Where a line below holds the string "screenshot", copy that line.

[start SUPPLIED MATERIAL]

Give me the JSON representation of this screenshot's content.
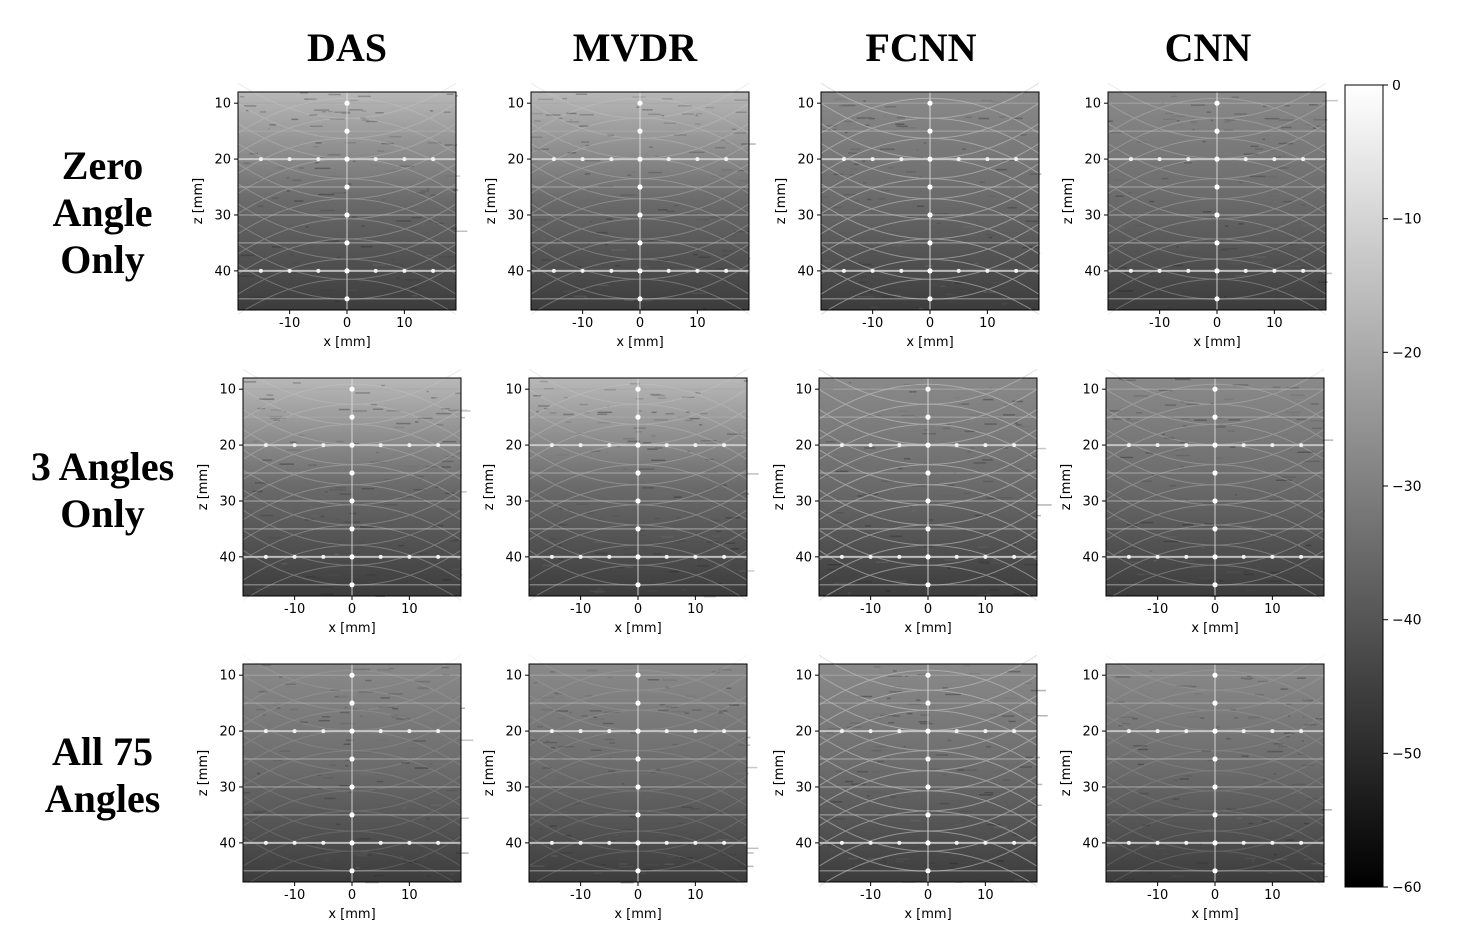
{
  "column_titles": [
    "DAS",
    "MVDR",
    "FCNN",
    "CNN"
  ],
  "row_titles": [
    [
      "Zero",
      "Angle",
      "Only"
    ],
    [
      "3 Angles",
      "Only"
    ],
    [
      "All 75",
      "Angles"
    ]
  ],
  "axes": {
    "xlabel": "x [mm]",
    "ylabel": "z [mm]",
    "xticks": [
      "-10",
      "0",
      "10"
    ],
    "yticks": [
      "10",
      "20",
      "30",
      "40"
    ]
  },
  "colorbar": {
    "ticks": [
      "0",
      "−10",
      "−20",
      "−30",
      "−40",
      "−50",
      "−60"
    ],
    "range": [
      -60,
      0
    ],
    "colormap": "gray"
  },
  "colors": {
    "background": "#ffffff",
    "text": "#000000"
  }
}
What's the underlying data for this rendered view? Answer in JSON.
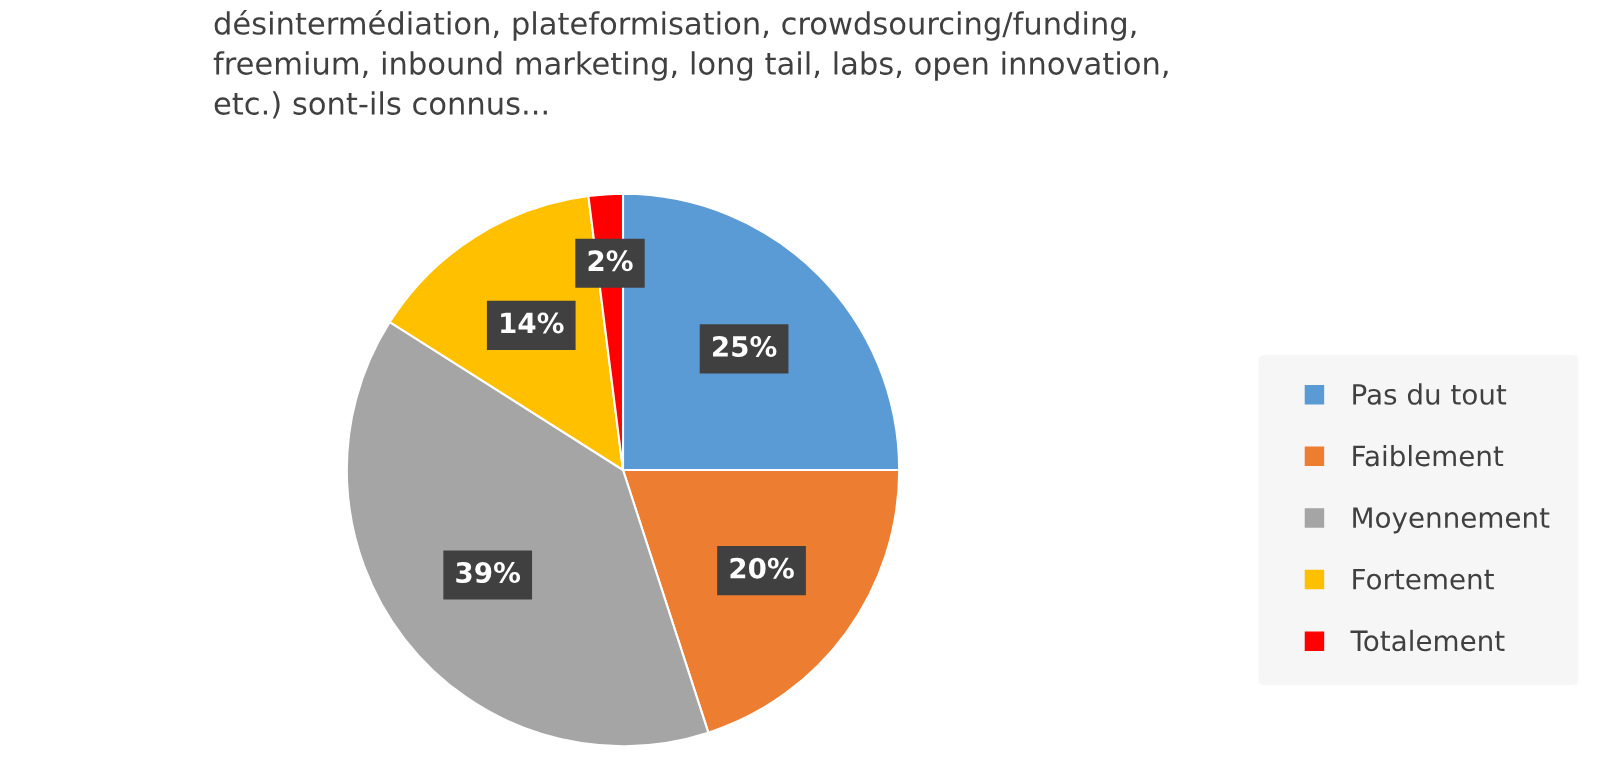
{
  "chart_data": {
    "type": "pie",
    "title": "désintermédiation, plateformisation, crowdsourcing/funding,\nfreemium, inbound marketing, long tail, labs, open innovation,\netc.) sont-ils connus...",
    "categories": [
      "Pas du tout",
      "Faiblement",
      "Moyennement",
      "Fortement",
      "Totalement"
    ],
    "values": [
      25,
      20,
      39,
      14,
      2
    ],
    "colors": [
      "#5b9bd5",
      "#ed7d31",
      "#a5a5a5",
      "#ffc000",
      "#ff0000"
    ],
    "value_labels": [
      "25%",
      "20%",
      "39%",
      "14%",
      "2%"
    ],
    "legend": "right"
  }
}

[end SUPPLIED MATERIAL]
[start SUPPLIED MATERIAL]

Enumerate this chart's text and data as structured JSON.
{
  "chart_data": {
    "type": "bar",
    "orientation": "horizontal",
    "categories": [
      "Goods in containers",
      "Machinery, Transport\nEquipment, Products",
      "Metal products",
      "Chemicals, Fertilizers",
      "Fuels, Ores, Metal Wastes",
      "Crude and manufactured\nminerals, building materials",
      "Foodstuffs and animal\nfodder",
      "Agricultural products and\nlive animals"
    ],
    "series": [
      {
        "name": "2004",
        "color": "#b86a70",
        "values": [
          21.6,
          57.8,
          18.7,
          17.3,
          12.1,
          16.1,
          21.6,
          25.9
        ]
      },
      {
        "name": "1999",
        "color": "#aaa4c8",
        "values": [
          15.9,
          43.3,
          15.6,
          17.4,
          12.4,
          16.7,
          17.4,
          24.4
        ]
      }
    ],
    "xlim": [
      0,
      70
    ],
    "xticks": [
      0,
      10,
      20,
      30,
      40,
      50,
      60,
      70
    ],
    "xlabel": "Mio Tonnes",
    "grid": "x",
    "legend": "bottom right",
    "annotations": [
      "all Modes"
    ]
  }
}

[end SUPPLIED MATERIAL]
[start SUPPLIED MATERIAL]

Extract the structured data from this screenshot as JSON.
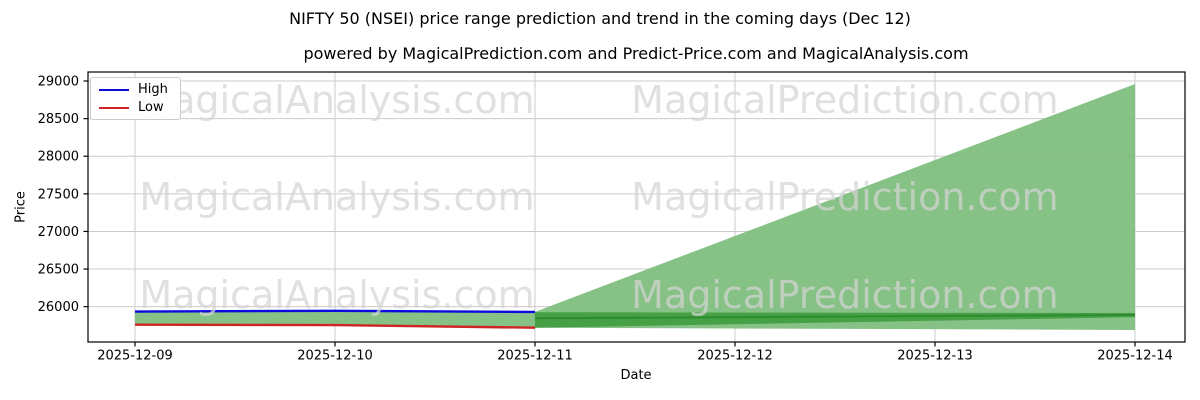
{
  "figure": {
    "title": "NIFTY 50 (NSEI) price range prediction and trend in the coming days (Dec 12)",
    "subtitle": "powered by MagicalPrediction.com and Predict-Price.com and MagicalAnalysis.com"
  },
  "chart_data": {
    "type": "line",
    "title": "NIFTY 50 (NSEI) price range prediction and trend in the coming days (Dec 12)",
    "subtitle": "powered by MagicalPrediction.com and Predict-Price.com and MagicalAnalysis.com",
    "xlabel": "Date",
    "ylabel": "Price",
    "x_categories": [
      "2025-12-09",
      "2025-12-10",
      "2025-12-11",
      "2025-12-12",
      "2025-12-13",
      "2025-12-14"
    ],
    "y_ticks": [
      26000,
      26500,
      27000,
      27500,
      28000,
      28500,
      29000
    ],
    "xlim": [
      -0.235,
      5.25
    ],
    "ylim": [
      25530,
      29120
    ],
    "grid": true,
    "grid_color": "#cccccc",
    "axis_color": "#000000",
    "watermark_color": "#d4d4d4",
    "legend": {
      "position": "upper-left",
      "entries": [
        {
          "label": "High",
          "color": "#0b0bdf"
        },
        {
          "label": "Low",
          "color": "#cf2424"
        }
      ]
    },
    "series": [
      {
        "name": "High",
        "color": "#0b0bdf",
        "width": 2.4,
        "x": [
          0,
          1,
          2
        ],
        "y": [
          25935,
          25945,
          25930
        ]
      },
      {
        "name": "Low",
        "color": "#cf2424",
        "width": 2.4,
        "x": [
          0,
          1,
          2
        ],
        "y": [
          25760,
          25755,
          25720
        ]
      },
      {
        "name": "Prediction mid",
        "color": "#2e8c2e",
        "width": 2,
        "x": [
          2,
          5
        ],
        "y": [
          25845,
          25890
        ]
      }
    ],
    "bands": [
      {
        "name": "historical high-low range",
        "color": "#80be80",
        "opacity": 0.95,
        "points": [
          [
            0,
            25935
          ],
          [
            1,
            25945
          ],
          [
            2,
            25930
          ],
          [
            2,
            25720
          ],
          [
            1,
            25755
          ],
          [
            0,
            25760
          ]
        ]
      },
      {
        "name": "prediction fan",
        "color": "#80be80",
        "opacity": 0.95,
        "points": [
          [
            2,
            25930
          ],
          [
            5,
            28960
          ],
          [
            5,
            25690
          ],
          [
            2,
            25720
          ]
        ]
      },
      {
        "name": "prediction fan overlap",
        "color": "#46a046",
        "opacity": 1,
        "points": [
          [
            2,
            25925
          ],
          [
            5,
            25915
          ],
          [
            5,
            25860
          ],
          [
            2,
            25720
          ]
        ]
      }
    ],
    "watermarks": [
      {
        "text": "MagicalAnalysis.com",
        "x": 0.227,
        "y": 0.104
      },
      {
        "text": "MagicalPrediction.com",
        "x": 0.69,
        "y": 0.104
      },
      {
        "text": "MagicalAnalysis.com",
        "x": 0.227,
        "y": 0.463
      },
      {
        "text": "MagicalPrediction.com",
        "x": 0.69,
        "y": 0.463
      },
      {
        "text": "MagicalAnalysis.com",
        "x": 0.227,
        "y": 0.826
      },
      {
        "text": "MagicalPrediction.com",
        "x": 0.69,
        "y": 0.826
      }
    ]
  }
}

[end SUPPLIED MATERIAL]

CORRECT RESULT |
Give me the JSON representation of this screenshot's content.
Extract the structured data from this screenshot as JSON.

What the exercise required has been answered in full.